[A block of data]
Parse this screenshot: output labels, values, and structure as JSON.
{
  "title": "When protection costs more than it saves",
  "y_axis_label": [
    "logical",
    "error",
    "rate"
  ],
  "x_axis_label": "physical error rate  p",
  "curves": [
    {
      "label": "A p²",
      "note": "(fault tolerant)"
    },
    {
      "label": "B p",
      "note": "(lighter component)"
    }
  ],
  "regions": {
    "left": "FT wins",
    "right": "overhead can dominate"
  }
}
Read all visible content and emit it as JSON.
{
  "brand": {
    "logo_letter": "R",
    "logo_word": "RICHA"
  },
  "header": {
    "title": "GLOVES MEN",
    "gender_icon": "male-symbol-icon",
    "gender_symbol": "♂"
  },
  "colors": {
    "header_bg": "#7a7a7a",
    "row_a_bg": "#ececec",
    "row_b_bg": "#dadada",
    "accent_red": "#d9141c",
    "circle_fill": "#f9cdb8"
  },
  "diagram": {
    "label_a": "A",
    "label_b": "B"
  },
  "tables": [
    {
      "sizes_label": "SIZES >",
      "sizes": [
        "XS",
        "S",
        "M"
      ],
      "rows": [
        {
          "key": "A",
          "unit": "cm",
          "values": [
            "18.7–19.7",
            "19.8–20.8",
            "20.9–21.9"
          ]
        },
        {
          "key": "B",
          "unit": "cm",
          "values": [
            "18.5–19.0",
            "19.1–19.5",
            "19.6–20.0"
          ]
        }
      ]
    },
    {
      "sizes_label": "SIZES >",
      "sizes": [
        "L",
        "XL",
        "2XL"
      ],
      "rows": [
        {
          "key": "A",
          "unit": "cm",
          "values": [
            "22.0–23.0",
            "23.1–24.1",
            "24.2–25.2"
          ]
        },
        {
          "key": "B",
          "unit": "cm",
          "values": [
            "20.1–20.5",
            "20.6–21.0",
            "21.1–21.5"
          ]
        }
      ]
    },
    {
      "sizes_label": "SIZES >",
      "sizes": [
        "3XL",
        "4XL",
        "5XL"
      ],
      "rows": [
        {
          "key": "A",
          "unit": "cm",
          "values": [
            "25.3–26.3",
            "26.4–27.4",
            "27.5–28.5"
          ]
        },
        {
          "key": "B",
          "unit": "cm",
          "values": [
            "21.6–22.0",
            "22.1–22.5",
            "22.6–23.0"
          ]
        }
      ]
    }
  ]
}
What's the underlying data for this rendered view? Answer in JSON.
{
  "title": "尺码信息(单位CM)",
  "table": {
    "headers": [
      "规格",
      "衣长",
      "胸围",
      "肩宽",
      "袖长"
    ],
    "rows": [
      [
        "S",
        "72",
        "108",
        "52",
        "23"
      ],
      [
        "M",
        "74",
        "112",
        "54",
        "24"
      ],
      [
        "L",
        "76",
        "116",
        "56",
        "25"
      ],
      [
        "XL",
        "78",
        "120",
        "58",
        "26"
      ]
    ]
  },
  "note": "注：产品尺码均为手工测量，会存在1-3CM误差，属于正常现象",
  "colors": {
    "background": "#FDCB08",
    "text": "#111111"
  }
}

YOUR OBJECTIVE ::
Extract the full listing above without alteration.

FULL ANSWER ::
Parse this screenshot: output labels, values, and structure as JSON.
{
  "title": "When protection costs more than it saves",
  "y_axis_label": [
    "logical",
    "error",
    "rate"
  ],
  "x_axis_label": "physical error rate  p",
  "curves": [
    {
      "label": "A p²",
      "note": "(fault tolerant)"
    },
    {
      "label": "B p",
      "note": "(lighter component)"
    }
  ],
  "regions": {
    "left": "FT wins",
    "right": "overhead can dominate"
  }
}
Read all visible content and emit it as JSON.
{
  "brand": {
    "logo_letter": "R",
    "logo_word": "RICHA"
  },
  "header": {
    "title": "GLOVES MEN",
    "gender_icon": "male-symbol-icon",
    "gender_symbol": "♂"
  },
  "colors": {
    "header_bg": "#7a7a7a",
    "row_a_bg": "#ececec",
    "row_b_bg": "#dadada",
    "accent_red": "#d9141c",
    "circle_fill": "#f9cdb8"
  },
  "diagram": {
    "label_a": "A",
    "label_b": "B"
  },
  "tables": [
    {
      "sizes_label": "SIZES >",
      "sizes": [
        "XS",
        "S",
        "M"
      ],
      "rows": [
        {
          "key": "A",
          "unit": "cm",
          "values": [
            "18.7–19.7",
            "19.8–20.8",
            "20.9–21.9"
          ]
        },
        {
          "key": "B",
          "unit": "cm",
          "values": [
            "18.5–19.0",
            "19.1–19.5",
            "19.6–20.0"
          ]
        }
      ]
    },
    {
      "sizes_label": "SIZES >",
      "sizes": [
        "L",
        "XL",
        "2XL"
      ],
      "rows": [
        {
          "key": "A",
          "unit": "cm",
          "values": [
            "22.0–23.0",
            "23.1–24.1",
            "24.2–25.2"
          ]
        },
        {
          "key": "B",
          "unit": "cm",
          "values": [
            "20.1–20.5",
            "20.6–21.0",
            "21.1–21.5"
          ]
        }
      ]
    },
    {
      "sizes_label": "SIZES >",
      "sizes": [
        "3XL",
        "4XL",
        "5XL"
      ],
      "rows": [
        {
          "key": "A",
          "unit": "cm",
          "values": [
            "25.3–26.3",
            "26.4–27.4",
            "27.5–28.5"
          ]
        },
        {
          "key": "B",
          "unit": "cm",
          "values": [
            "21.6–22.0",
            "22.1–22.5",
            "22.6–23.0"
          ]
        }
      ]
    }
  ]
}
What's the underlying data for this rendered view? Answer in JSON.
{
  "title": "尺码信息(单位CM)",
  "table": {
    "headers": [
      "规格",
      "衣长",
      "胸围",
      "肩宽",
      "袖长"
    ],
    "rows": [
      [
        "S",
        "72",
        "108",
        "52",
        "23"
      ],
      [
        "M",
        "74",
        "112",
        "54",
        "24"
      ],
      [
        "L",
        "76",
        "116",
        "56",
        "25"
      ],
      [
        "XL",
        "78",
        "120",
        "58",
        "26"
      ]
    ]
  },
  "note": "注：产品尺码均为手工测量，会存在1-3CM误差，属于正常现象",
  "colors": {
    "background": "#FDCB08",
    "text": "#111111"
  }
}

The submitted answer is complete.